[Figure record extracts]

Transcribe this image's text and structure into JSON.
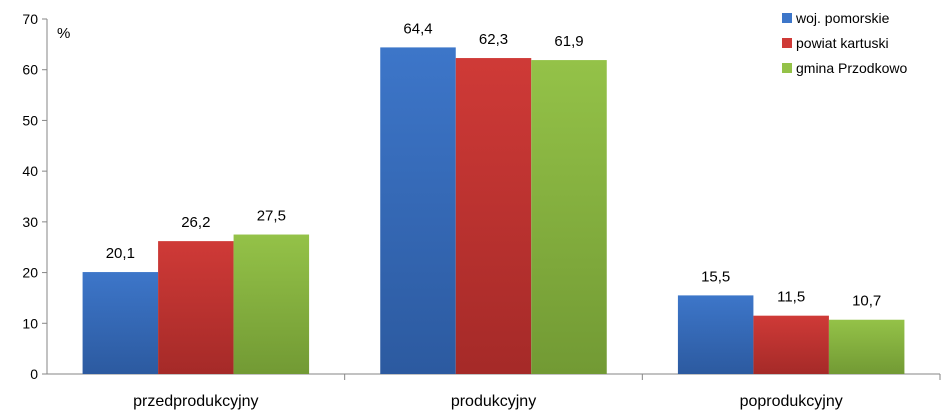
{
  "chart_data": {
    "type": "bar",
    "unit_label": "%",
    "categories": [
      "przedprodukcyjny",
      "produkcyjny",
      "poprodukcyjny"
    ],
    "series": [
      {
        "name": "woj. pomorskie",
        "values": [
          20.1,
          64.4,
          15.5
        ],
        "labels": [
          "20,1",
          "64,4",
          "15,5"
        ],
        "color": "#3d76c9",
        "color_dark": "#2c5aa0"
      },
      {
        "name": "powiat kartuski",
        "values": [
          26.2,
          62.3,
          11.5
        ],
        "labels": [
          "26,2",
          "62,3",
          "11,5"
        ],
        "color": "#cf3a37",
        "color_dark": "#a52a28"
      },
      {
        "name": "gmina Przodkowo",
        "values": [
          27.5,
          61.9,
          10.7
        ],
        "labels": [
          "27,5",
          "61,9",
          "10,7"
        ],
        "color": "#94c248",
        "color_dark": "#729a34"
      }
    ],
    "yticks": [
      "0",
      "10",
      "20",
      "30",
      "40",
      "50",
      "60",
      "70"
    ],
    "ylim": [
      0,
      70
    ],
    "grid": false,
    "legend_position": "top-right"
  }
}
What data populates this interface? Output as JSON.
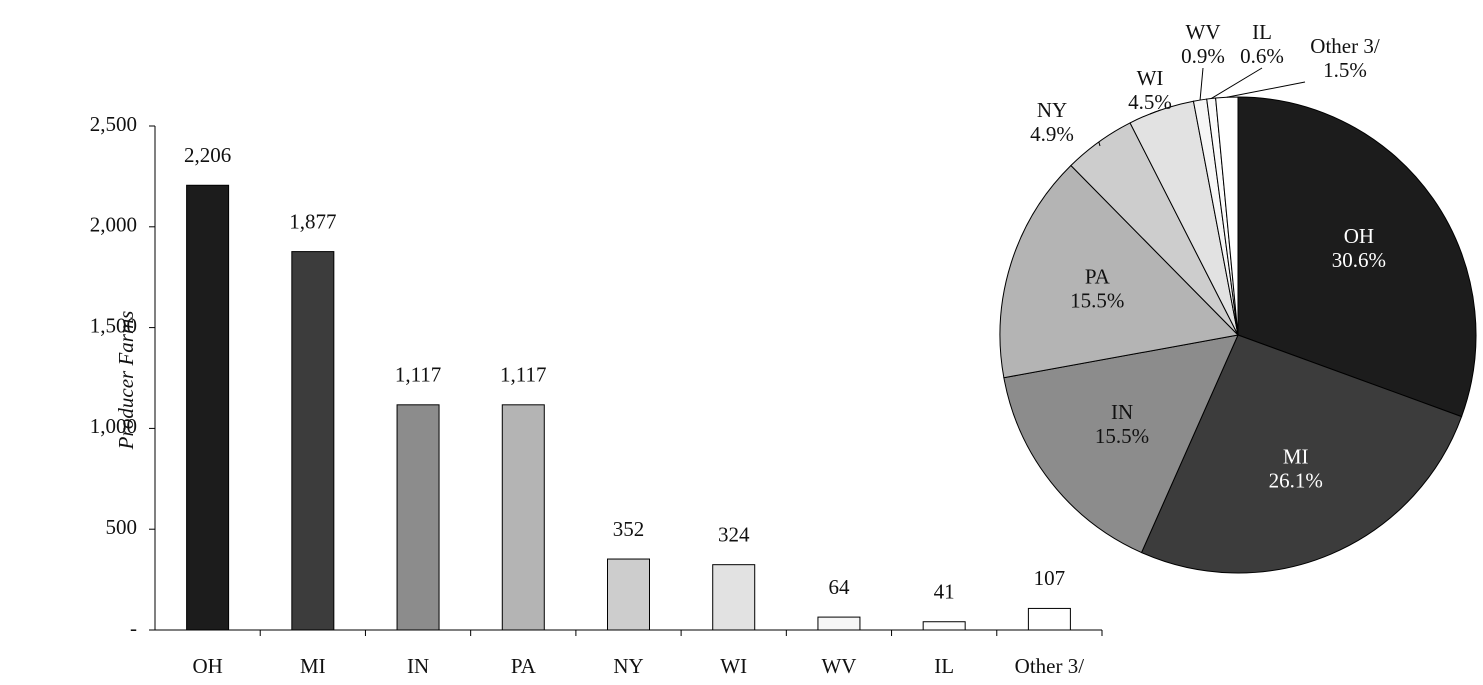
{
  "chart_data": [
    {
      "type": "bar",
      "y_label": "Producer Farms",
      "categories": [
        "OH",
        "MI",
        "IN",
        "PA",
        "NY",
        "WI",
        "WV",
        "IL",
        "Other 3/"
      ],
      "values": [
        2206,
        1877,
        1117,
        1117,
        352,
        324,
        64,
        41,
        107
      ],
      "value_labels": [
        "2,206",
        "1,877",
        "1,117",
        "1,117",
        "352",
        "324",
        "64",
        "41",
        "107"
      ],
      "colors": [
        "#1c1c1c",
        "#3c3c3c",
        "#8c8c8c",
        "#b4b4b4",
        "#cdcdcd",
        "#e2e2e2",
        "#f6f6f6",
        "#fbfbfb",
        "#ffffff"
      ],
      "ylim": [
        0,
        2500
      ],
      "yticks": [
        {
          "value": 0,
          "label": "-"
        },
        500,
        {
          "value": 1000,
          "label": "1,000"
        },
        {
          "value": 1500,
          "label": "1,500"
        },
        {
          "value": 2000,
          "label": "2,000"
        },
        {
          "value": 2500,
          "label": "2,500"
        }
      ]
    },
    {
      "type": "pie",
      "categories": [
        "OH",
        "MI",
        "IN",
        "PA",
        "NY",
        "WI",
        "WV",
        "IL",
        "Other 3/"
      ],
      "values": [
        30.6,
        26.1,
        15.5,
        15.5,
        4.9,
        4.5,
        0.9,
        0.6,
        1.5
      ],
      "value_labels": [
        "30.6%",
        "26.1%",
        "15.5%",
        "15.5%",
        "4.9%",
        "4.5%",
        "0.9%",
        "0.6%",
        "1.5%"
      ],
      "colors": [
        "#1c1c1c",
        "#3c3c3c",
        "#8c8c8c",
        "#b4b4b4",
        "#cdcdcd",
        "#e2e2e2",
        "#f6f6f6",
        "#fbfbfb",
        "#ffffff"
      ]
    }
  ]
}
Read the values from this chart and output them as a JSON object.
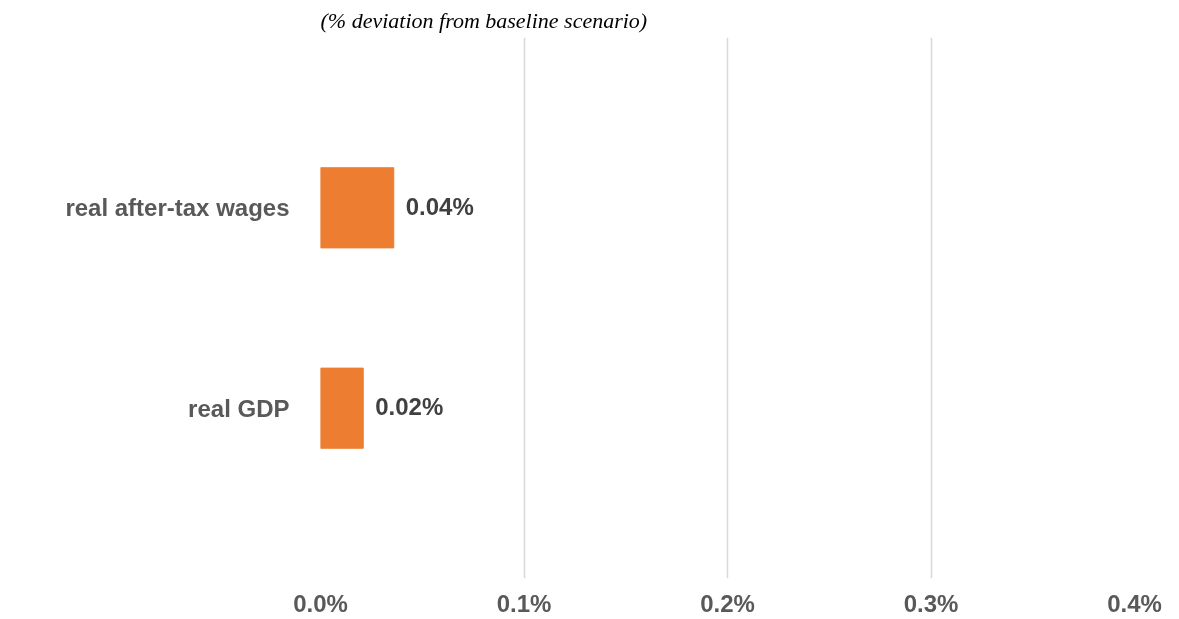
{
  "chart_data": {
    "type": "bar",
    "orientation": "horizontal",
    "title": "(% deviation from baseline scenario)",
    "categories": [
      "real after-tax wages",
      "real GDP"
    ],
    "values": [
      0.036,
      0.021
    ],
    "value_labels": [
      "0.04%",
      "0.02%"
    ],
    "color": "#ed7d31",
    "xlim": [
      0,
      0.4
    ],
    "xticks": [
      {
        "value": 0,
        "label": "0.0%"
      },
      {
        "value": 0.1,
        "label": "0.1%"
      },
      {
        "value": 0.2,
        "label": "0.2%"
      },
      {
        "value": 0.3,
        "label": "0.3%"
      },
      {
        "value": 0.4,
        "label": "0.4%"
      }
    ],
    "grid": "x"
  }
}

_Required task_
Scan the material above. Extract every line in which the word "this" occurs.

_Response to the exercise_
Transcribe this image's text and structure into JSON.
What data populates this interface? Output as JSON.
Read the values from this chart and output them as a JSON object.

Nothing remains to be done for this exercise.